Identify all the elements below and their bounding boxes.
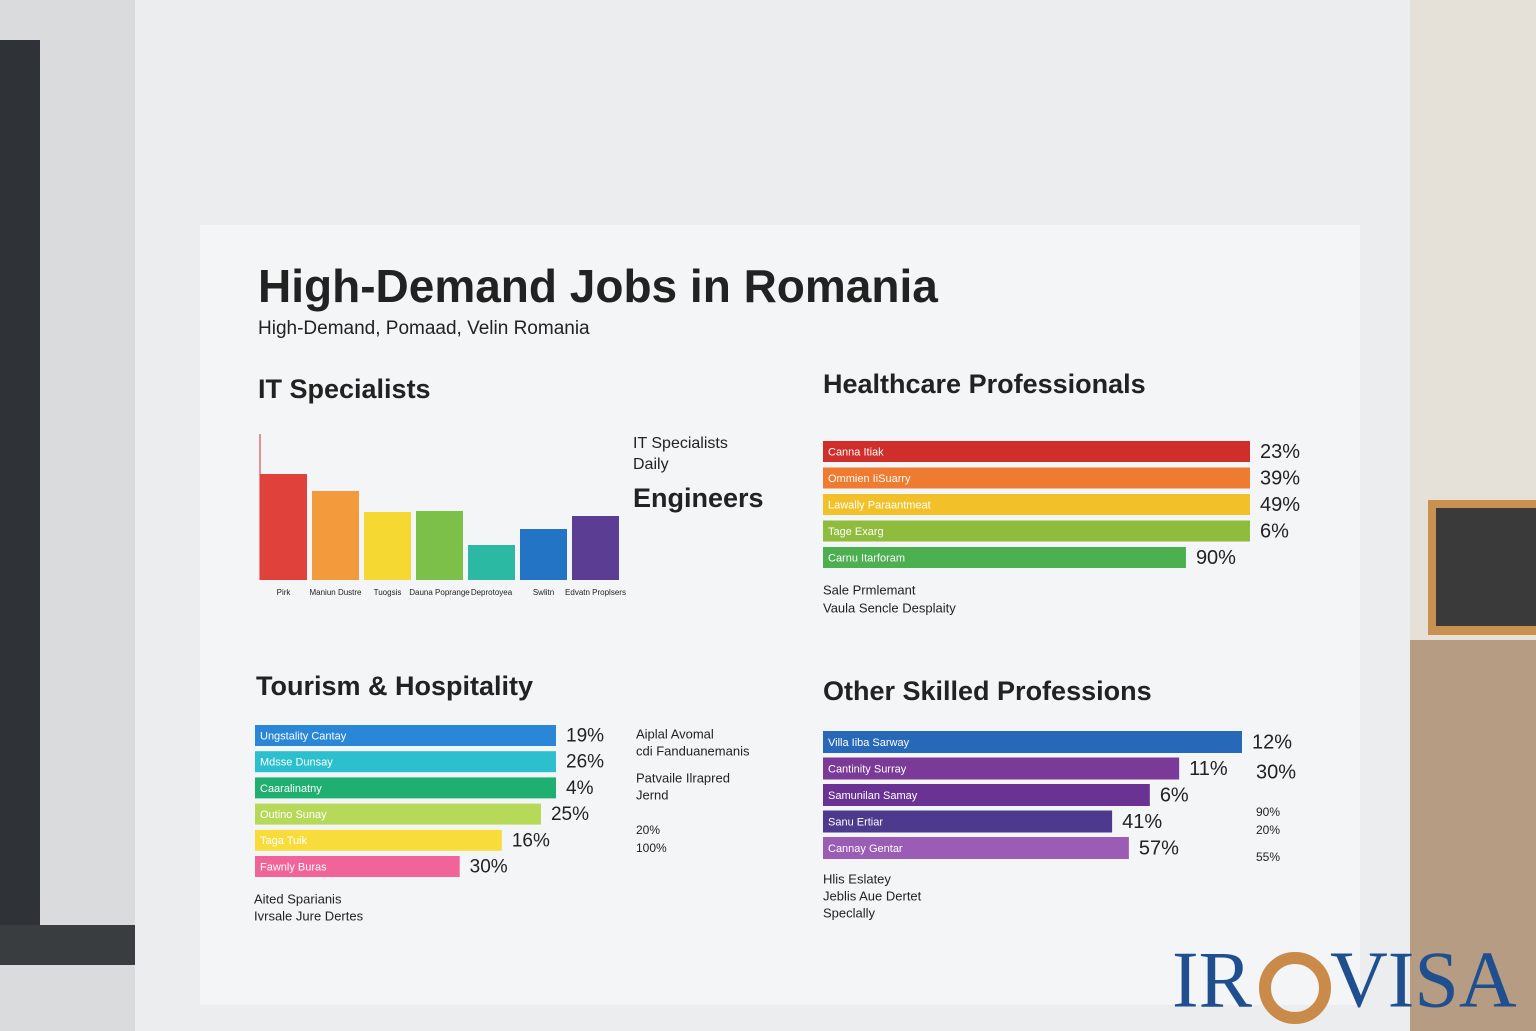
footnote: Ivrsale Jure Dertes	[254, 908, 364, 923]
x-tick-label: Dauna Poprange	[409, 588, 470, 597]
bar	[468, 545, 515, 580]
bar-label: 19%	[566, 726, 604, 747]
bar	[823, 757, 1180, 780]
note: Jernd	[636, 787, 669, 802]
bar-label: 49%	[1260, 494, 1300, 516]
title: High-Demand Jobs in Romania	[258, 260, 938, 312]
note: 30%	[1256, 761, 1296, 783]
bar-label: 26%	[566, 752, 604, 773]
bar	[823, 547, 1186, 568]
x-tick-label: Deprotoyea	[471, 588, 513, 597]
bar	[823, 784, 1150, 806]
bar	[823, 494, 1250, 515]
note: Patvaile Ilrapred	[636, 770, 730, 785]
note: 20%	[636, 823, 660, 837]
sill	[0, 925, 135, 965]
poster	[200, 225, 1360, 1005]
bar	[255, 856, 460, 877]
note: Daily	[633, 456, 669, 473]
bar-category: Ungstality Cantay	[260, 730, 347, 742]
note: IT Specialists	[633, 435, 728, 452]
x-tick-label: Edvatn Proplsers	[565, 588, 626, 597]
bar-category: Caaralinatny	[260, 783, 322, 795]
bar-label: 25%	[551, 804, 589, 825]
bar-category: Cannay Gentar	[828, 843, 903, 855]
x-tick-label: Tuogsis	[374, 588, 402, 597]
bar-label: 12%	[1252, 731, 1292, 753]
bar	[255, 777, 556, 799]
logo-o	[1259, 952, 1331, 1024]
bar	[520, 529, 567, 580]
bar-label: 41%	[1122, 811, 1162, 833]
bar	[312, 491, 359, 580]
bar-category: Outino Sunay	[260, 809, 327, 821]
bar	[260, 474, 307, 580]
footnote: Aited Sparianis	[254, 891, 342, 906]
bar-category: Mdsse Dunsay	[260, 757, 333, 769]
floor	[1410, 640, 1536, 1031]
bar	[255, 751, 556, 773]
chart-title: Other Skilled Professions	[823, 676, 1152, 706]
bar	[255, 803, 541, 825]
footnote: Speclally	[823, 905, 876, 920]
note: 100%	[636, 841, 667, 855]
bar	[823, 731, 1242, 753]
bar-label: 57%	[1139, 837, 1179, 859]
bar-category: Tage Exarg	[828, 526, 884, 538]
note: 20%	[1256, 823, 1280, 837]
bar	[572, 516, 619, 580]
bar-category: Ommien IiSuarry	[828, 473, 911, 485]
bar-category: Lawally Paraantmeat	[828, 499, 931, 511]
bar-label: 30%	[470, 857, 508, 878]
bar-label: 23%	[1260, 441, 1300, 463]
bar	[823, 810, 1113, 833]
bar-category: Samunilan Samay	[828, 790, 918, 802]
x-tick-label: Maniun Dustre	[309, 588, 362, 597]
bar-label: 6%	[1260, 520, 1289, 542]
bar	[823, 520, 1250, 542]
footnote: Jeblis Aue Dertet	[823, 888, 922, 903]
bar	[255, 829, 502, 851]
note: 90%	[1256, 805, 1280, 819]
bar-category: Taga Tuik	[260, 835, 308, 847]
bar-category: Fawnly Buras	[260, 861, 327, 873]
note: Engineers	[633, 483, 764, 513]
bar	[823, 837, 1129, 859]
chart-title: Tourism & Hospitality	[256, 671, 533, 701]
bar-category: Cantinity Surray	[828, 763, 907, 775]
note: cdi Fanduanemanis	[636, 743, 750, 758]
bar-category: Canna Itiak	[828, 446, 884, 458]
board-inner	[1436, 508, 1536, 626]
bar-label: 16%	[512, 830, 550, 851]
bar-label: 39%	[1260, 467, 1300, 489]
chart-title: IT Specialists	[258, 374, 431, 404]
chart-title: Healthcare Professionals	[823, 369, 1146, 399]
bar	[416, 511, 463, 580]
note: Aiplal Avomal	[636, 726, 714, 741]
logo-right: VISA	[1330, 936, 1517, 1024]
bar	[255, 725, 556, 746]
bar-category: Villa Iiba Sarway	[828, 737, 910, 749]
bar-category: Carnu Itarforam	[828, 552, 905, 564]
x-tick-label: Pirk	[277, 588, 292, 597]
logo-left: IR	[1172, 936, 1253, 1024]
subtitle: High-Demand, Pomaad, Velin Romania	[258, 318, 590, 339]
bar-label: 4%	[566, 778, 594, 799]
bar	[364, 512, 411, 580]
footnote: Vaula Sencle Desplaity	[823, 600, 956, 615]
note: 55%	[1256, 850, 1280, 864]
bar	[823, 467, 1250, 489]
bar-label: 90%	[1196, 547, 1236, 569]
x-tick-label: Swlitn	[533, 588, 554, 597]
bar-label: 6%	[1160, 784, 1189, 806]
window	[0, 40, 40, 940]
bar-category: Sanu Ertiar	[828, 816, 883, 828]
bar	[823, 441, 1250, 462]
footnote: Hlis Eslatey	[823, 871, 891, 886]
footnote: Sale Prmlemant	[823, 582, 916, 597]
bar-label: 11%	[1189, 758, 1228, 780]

● ● ● ● ● ● ●

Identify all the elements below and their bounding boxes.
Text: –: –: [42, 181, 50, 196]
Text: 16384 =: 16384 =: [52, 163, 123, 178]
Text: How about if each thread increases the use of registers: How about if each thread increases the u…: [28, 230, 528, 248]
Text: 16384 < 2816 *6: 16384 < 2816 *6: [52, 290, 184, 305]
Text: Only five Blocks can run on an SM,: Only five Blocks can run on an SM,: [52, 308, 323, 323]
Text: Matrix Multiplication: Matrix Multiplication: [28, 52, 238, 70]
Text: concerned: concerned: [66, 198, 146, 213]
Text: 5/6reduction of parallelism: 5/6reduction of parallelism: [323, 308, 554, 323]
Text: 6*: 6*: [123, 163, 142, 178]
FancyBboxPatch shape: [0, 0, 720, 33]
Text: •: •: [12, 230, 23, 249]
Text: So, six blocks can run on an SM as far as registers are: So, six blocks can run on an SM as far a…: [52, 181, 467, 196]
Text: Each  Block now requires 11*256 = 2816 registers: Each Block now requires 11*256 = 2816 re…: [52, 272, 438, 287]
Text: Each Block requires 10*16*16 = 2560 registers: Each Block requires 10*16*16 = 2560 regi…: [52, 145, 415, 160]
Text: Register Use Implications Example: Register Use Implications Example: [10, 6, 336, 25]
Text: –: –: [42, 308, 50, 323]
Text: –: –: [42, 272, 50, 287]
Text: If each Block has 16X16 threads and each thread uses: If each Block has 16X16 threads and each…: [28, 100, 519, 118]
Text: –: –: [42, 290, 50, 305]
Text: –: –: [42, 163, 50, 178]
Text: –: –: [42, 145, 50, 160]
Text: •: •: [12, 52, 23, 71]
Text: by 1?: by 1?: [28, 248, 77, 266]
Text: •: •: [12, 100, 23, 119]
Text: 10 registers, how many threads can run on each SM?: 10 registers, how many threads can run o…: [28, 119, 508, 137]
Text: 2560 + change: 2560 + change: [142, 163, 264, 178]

● ● ● ● ● ● ●

**Set problem:** Please give the lines of the listing from the line containing "footnote: Ivrsale Jure" up to and including the line containing "804, 589, 825]" as a numbered list, leaving out any blank lines.

**Solution:**
1. footnote: Ivrsale Jure Dertes	[254, 908, 364, 923]
2. x-tick-label: Dauna Poprange	[409, 588, 470, 597]
3. bar	[468, 545, 515, 580]
4. bar-label: 19%	[566, 726, 604, 747]
5. bar	[823, 757, 1180, 780]
6. note: Jernd	[636, 787, 669, 802]
7. bar-label: 49%	[1260, 494, 1300, 516]
8. title: High-Demand Jobs in Romania	[258, 260, 938, 312]
9. note: 30%	[1256, 761, 1296, 783]
10. bar-label: 26%	[566, 752, 604, 773]
11. bar	[823, 547, 1186, 568]
12. x-tick-label: Deprotoyea	[471, 588, 513, 597]
13. bar	[823, 784, 1150, 806]
14. bar	[823, 494, 1250, 515]
15. note: Patvaile Ilrapred	[636, 770, 730, 785]
16. note: 20%	[636, 823, 660, 837]
17. sill	[0, 925, 135, 965]
18. poster	[200, 225, 1360, 1005]
19. bar	[255, 856, 460, 877]
20. note: Daily	[633, 456, 669, 473]
21. bar-category: Ungstality Cantay	[260, 730, 347, 742]
22. note: IT Specialists	[633, 435, 728, 452]
23. x-tick-label: Edvatn Proplsers	[565, 588, 626, 597]
24. bar-category: Caaralinatny	[260, 783, 322, 795]
25. bar-label: 25%	[551, 804, 589, 825]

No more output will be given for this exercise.